| Task description |
Each line of the data that includes the string "Thanks" is to be copied out.

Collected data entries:

▶

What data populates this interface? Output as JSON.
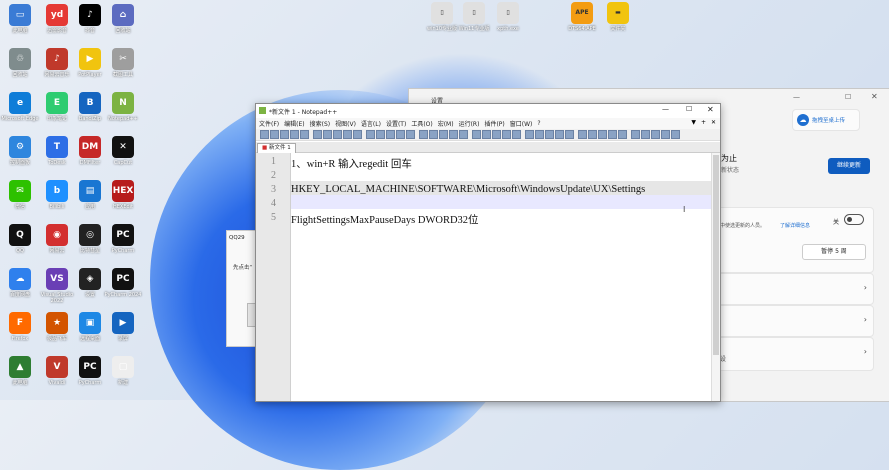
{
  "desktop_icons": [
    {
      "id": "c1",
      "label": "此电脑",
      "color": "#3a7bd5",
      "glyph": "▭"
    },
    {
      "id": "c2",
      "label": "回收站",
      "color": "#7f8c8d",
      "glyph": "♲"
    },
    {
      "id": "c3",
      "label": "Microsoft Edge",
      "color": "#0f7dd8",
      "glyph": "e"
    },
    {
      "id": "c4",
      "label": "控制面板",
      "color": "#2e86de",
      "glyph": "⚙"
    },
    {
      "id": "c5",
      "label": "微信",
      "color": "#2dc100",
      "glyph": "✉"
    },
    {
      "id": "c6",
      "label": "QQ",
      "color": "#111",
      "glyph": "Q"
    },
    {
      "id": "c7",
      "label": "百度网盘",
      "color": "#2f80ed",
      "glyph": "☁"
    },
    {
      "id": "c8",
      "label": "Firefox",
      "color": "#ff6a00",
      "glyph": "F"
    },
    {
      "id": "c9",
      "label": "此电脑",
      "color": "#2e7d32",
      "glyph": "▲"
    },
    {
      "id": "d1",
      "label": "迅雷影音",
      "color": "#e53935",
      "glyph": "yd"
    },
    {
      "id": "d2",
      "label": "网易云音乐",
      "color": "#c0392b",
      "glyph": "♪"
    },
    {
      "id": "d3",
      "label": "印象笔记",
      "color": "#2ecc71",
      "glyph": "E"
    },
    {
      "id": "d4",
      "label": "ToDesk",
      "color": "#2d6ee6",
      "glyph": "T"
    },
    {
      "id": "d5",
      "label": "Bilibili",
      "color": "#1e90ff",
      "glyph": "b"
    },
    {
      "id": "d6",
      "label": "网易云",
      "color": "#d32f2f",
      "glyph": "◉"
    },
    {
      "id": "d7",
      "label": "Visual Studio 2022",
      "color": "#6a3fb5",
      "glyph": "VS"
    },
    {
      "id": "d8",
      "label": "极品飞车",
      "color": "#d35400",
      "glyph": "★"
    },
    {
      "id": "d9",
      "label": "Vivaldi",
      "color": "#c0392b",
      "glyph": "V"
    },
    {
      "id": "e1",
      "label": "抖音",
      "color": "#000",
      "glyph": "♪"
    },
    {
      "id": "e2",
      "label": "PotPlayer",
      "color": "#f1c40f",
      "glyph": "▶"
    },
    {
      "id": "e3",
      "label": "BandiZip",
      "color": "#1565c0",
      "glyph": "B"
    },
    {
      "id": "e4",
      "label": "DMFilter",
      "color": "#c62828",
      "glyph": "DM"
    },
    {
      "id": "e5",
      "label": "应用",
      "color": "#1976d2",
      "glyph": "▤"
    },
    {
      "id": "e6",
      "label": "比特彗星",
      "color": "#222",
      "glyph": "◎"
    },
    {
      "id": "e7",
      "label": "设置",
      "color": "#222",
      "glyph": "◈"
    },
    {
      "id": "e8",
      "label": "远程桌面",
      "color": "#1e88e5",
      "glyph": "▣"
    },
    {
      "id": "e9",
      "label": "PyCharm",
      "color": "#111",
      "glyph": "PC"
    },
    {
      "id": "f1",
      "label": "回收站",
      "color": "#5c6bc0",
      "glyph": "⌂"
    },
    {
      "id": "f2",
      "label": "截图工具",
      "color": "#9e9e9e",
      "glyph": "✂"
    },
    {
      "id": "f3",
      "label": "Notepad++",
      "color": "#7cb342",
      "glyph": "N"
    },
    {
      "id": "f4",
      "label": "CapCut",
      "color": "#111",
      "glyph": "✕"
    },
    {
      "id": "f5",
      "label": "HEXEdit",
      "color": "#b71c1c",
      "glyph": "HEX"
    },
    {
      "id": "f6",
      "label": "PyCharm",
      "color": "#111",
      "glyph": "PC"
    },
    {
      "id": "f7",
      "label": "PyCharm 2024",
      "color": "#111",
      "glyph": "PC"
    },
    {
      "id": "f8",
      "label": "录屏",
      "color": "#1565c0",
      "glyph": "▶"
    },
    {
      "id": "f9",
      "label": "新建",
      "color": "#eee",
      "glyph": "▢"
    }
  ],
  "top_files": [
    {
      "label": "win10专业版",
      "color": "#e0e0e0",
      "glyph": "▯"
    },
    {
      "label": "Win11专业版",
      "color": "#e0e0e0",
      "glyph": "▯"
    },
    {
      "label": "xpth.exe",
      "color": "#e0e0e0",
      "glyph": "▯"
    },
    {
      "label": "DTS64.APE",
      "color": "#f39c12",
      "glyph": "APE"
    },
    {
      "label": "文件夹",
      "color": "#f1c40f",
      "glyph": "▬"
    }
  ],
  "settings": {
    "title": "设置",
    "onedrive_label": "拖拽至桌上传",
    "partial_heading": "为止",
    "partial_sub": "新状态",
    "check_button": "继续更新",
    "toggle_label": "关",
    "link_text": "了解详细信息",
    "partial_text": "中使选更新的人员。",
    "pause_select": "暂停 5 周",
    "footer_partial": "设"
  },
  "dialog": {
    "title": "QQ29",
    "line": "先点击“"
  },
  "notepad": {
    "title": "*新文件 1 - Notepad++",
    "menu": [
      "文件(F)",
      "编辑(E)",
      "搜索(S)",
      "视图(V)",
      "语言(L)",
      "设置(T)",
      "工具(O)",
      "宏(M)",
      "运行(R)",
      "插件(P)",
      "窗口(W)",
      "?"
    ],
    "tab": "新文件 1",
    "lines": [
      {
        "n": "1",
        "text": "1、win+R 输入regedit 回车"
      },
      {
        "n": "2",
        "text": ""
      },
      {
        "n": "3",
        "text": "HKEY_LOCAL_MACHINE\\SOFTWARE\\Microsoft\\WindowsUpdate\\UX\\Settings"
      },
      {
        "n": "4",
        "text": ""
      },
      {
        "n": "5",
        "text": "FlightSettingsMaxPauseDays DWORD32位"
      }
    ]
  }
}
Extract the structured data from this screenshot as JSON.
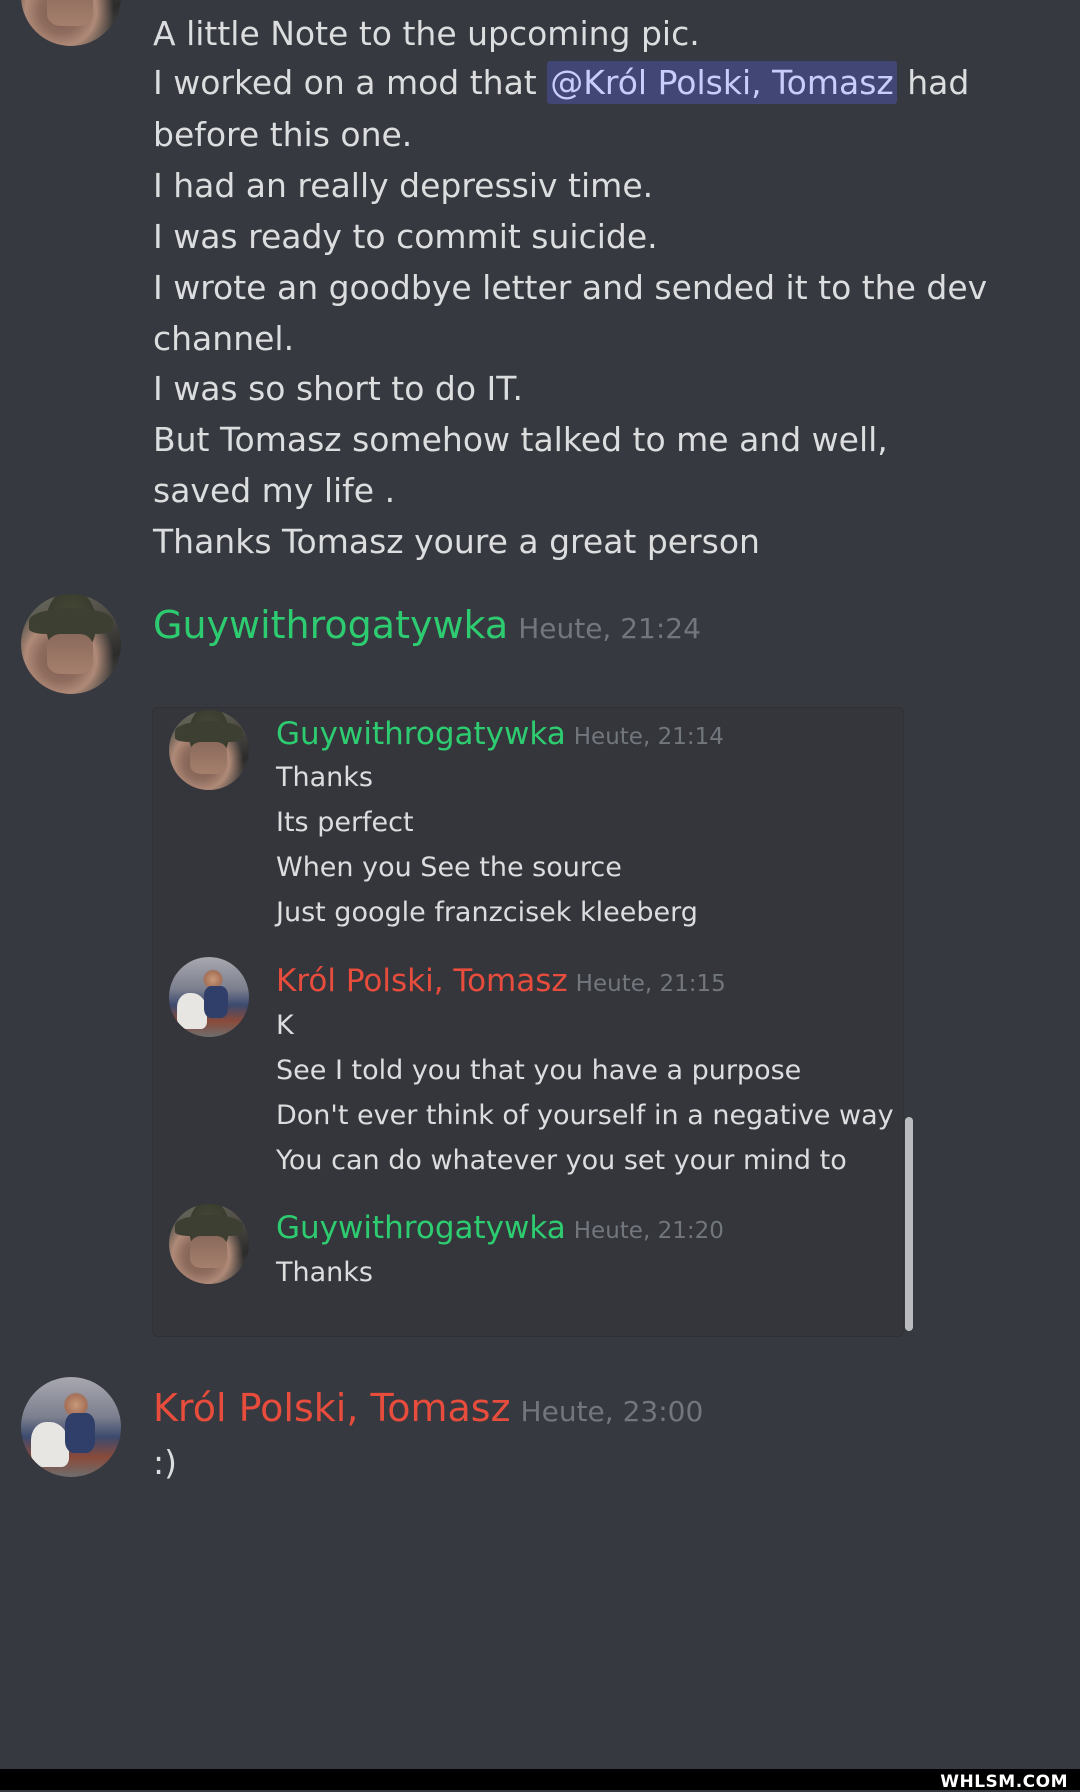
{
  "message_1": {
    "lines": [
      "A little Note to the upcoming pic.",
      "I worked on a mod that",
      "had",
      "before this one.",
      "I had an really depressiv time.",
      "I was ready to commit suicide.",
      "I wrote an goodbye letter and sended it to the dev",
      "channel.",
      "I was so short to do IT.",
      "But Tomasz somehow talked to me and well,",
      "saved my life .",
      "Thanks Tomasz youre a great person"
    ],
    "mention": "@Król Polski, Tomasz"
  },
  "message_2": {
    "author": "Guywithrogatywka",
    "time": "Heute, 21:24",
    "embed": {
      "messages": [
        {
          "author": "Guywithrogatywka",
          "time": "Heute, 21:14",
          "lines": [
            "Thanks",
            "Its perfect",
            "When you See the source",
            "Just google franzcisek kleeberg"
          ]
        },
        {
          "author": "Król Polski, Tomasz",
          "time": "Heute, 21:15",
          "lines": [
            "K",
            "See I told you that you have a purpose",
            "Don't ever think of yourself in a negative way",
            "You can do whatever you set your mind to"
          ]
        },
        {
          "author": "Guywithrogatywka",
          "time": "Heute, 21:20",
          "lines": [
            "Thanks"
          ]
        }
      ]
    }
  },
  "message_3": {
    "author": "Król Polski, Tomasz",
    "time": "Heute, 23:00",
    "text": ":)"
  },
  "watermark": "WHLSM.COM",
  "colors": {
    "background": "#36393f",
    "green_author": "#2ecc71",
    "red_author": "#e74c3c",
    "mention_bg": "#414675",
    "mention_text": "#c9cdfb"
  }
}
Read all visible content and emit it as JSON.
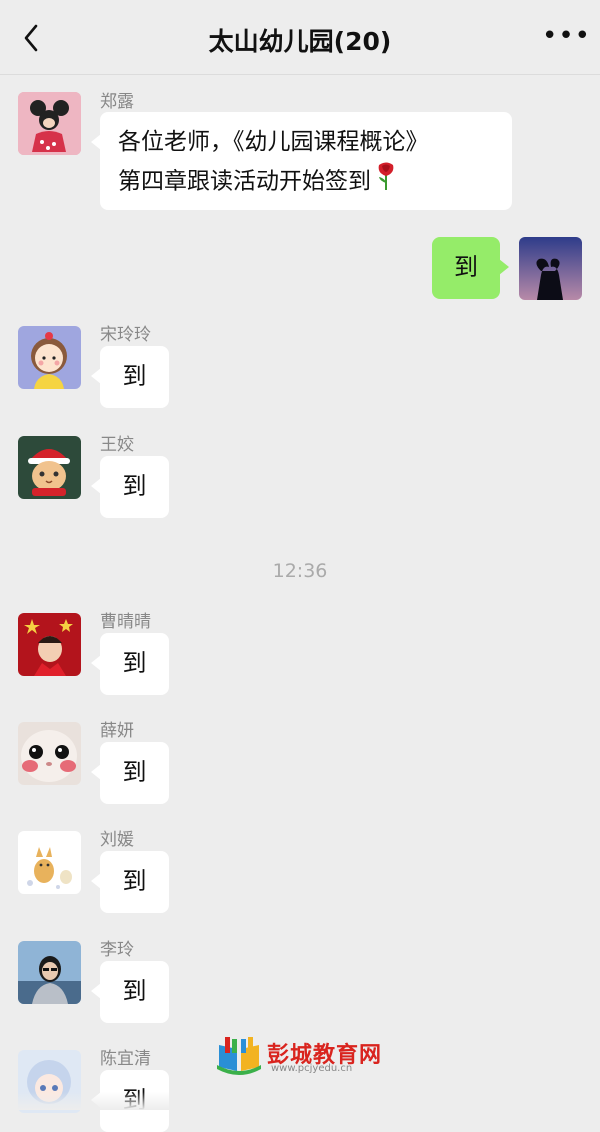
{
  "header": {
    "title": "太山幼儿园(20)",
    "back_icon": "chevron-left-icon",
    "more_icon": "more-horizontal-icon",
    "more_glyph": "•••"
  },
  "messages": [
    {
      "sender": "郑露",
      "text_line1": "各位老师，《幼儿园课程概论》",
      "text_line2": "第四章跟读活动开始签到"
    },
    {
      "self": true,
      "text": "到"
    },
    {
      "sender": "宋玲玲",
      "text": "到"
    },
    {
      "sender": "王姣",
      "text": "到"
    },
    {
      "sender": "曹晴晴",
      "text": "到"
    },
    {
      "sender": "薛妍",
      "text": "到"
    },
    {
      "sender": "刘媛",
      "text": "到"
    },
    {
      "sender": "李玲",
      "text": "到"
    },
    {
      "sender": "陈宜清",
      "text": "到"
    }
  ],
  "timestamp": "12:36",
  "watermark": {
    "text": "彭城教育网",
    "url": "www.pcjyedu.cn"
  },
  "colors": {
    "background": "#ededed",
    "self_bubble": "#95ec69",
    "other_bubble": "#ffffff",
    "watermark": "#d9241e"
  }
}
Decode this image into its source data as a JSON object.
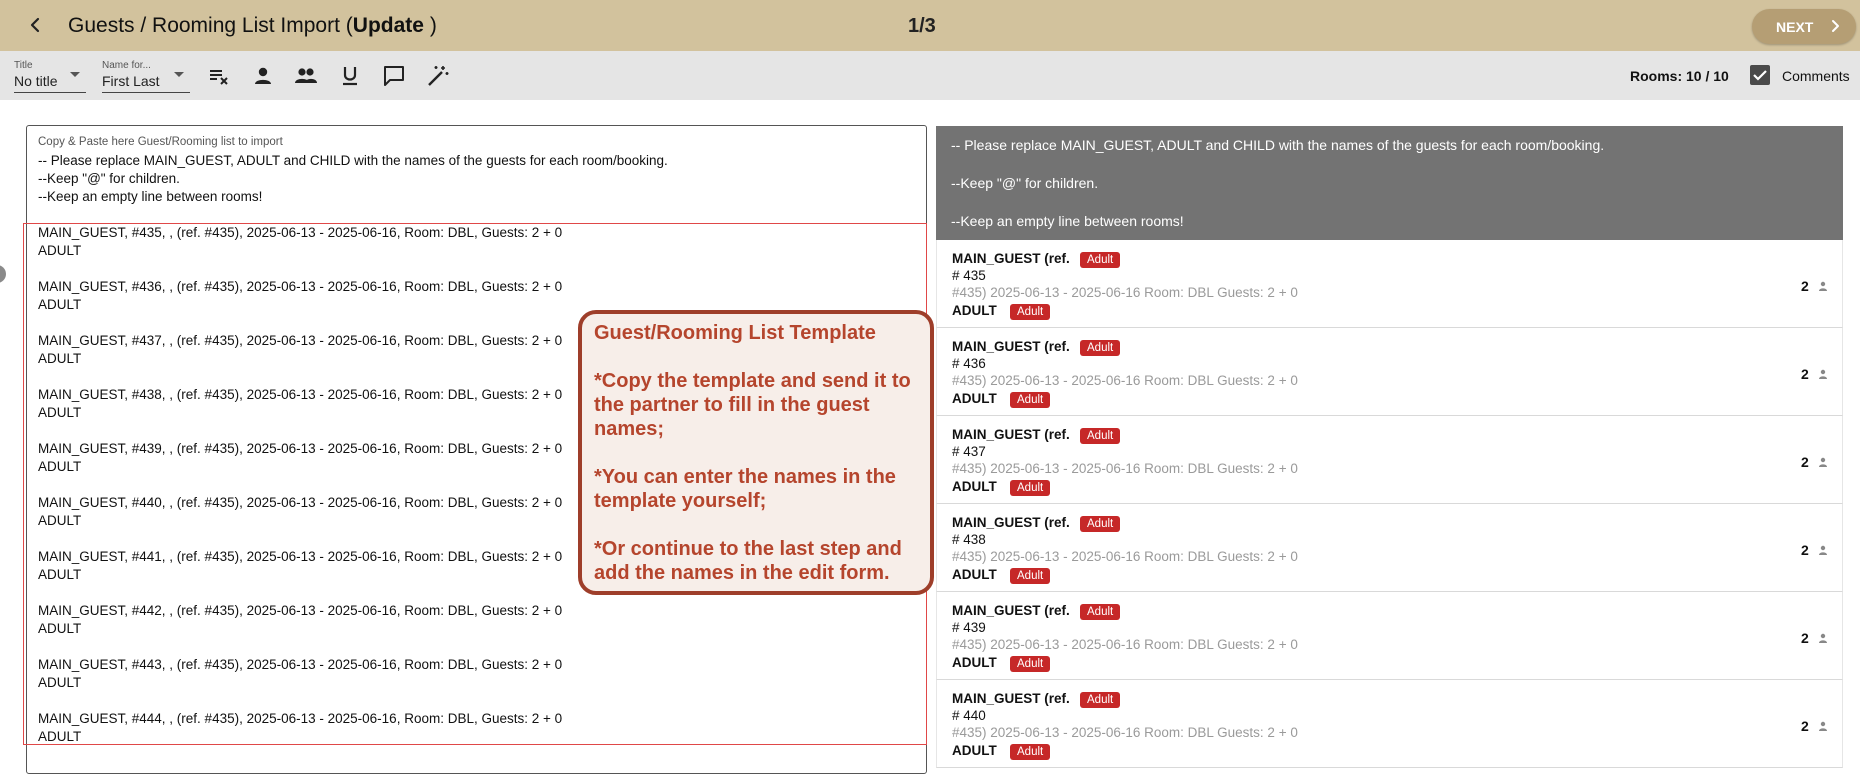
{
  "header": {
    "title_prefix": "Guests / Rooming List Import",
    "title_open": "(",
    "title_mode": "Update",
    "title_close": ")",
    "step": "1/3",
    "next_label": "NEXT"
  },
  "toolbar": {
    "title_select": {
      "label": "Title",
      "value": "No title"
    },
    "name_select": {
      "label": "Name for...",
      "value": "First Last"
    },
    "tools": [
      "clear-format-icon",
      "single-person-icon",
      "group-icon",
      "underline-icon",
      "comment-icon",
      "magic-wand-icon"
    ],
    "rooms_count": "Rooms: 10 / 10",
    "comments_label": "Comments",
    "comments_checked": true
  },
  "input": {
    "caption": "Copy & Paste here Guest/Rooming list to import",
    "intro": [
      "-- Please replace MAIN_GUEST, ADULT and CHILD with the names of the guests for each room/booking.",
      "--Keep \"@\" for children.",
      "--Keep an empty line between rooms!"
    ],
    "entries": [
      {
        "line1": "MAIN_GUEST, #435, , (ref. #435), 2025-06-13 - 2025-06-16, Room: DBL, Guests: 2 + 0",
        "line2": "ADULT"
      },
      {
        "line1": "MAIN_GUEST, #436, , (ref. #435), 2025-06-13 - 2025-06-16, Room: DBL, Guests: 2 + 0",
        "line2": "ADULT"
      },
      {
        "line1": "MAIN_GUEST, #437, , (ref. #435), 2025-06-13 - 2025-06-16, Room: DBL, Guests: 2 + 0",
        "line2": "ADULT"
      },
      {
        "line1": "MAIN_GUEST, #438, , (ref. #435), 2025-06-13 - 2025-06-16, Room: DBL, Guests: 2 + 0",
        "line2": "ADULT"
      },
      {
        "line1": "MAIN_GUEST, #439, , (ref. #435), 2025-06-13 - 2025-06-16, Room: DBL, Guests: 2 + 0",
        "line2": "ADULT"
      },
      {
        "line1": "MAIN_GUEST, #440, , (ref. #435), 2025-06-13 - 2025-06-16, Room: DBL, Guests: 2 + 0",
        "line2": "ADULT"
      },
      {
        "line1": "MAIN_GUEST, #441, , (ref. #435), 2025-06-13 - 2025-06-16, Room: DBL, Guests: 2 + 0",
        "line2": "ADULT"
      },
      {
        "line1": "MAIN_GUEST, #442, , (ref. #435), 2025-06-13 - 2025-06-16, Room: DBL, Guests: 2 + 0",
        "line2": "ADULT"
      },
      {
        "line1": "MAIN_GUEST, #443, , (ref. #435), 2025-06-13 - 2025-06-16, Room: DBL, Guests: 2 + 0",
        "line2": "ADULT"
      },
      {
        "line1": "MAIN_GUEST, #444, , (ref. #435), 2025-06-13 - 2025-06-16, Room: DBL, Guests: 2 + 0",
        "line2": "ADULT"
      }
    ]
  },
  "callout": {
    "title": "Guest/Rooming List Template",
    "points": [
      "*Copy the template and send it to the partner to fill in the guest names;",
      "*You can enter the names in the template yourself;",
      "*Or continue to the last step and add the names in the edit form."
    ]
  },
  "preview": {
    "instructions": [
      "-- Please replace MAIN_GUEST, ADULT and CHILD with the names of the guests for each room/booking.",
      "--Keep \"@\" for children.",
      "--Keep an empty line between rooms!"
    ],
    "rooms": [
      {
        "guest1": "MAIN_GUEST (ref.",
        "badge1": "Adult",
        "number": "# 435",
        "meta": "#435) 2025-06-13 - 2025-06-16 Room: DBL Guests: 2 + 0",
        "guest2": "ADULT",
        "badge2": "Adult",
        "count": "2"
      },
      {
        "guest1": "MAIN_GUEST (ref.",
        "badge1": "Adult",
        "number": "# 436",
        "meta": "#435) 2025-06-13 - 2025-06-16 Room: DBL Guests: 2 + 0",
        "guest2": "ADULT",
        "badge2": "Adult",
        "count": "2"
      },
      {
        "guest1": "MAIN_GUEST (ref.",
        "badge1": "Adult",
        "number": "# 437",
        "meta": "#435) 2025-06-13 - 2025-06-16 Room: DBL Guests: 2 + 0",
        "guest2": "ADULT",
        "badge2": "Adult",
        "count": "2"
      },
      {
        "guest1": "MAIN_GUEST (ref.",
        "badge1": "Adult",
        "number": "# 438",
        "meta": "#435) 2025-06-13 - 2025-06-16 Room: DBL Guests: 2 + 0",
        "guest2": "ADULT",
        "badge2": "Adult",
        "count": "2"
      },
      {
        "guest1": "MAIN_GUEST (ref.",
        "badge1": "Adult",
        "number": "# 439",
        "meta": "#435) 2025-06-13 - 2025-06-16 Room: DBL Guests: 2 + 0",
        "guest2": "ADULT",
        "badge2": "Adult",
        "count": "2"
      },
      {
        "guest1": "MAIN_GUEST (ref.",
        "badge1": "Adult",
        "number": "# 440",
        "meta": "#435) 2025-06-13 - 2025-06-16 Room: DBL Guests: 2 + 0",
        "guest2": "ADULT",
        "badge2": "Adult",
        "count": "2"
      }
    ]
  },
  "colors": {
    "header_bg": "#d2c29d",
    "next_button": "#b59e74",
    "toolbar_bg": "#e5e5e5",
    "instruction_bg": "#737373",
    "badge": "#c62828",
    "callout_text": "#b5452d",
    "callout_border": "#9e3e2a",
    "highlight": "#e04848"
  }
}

◀

| Final result |
      "Thanks Tomasz youre a great person"
            "Thanks",
            "Thanks"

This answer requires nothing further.